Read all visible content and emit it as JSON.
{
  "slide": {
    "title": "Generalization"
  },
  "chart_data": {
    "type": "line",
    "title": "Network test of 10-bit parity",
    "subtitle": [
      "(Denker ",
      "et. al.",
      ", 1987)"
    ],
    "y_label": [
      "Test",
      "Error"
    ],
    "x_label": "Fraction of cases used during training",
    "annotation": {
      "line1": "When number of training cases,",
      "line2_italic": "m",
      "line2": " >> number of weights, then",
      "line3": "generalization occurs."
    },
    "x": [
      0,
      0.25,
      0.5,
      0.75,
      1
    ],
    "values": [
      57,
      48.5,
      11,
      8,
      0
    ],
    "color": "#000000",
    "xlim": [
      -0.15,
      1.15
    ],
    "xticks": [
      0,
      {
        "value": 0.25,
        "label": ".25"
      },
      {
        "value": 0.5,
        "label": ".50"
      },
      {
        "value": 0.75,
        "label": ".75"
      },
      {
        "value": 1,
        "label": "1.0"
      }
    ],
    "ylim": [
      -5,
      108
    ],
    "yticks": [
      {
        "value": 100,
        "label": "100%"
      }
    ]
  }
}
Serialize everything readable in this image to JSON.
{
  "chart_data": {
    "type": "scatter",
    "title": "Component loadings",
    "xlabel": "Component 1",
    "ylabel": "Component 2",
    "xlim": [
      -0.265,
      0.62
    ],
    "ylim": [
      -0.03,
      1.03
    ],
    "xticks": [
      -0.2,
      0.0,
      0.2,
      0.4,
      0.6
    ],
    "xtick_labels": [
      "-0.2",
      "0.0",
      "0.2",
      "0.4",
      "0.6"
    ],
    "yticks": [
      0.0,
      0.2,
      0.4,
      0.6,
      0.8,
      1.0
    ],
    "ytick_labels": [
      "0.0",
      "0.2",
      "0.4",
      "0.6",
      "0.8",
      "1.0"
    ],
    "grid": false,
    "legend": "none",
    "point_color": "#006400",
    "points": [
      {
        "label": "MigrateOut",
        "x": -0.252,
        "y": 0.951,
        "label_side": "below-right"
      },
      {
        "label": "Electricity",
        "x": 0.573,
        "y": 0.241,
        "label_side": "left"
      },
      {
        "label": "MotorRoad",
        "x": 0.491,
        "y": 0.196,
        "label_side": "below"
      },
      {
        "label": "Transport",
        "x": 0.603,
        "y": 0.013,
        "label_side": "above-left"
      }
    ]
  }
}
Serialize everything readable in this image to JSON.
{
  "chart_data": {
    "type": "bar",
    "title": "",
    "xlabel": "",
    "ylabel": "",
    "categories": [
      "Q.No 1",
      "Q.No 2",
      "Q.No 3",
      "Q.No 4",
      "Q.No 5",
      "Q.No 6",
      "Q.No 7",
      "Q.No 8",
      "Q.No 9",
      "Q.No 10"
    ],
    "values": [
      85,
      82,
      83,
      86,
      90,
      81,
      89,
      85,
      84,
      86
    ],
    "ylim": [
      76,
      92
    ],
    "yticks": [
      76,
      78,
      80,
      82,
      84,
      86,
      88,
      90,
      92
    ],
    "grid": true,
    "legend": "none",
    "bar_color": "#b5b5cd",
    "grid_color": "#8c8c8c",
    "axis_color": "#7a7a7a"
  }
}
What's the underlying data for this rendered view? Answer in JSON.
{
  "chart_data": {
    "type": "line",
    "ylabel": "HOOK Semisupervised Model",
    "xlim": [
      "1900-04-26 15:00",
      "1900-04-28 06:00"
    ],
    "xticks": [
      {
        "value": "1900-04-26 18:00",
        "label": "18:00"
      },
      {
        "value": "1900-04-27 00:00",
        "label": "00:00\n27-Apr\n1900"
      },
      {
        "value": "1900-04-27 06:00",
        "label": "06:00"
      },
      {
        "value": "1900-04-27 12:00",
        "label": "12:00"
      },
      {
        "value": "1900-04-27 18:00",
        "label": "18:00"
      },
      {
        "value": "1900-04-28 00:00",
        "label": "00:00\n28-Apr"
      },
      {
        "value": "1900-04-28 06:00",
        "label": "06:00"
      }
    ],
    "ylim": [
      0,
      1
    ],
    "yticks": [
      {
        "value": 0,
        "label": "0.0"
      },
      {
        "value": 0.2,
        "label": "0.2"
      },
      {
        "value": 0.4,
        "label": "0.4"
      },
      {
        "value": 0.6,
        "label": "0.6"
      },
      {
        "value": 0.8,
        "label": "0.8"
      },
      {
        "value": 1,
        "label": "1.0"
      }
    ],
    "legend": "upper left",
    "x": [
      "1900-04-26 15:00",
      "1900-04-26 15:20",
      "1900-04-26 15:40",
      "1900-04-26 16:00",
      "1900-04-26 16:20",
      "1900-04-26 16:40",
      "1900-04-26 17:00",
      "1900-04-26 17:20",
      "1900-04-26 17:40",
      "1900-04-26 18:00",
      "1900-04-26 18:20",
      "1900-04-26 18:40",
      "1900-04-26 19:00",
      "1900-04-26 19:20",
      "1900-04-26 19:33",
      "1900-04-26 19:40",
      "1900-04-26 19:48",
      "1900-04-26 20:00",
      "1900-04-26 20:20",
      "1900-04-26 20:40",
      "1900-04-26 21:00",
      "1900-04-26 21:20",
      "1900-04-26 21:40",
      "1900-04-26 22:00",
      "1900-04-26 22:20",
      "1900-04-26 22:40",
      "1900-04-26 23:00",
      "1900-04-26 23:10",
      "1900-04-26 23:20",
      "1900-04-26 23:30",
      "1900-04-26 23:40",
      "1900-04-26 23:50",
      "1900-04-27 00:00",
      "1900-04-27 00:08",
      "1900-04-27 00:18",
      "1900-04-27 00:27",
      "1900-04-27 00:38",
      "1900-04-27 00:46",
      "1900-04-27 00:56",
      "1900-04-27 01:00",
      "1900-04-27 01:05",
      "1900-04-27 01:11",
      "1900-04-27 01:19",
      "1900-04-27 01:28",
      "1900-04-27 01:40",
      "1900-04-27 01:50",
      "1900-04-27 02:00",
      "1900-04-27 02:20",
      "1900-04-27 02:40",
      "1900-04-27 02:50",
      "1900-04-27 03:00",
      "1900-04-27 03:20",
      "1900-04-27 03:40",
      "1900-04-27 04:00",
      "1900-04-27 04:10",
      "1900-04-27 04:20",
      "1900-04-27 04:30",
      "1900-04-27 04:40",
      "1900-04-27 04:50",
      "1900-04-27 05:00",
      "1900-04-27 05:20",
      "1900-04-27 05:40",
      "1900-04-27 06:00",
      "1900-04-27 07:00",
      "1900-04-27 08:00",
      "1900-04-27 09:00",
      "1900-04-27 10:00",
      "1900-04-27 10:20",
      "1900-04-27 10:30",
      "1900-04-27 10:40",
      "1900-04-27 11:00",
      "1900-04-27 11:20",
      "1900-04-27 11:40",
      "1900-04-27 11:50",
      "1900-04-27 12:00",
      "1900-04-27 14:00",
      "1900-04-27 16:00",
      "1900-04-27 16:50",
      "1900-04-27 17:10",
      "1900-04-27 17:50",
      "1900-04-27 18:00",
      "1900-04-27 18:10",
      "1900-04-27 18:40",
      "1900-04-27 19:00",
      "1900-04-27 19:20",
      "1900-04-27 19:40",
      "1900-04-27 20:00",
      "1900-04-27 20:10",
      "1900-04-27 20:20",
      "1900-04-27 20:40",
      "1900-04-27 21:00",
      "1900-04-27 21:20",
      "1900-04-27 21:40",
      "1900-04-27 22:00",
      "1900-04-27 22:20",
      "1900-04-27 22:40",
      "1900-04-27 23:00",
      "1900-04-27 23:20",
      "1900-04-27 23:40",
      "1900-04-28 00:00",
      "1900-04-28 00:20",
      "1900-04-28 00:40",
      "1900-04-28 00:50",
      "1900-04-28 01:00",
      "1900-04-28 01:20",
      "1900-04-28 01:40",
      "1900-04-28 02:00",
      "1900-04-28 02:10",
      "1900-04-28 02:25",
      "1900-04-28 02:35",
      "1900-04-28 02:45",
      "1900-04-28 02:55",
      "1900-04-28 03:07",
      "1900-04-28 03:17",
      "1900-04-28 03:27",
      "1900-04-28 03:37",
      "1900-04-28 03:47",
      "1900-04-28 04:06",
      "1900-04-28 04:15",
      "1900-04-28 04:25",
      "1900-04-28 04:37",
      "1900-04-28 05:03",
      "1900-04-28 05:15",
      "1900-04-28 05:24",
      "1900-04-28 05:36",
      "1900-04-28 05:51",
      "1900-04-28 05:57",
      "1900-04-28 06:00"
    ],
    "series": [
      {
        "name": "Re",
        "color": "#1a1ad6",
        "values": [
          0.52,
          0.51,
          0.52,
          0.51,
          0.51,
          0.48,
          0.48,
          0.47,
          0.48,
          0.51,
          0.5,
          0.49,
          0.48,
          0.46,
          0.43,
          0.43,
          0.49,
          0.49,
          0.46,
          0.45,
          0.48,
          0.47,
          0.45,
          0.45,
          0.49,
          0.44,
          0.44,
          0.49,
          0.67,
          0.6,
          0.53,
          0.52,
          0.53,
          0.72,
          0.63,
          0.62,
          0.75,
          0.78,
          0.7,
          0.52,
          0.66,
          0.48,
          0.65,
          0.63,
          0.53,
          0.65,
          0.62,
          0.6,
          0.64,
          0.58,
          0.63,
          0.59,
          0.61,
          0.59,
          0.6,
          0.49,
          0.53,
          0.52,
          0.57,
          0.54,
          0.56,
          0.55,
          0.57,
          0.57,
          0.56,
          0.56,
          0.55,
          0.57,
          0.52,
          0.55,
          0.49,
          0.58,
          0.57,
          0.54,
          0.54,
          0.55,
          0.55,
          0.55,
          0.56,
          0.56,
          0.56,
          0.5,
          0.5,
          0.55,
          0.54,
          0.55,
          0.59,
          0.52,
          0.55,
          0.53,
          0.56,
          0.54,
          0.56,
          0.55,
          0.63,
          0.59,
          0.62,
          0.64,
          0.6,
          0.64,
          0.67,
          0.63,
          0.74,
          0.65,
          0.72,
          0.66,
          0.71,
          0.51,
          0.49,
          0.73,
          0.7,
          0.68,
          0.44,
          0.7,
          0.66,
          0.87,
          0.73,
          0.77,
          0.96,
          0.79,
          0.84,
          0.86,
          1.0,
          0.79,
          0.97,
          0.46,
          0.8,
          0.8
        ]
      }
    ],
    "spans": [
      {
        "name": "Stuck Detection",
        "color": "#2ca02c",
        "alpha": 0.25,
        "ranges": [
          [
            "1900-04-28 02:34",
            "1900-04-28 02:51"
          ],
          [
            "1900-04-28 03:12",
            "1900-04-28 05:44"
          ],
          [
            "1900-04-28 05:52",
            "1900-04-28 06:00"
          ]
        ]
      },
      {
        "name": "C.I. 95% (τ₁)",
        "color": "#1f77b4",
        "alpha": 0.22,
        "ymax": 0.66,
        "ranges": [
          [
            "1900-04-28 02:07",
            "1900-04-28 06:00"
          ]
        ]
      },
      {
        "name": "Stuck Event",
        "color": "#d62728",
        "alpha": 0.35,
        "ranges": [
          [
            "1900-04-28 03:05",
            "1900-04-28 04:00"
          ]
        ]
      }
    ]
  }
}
^^^^^^^^
● Set task:
For this exercise, gather every line of the data that contains the word "training".

● Response to the task:
    "x_label": "Fraction of cases used during training",
      "line1": "When number of training cases,",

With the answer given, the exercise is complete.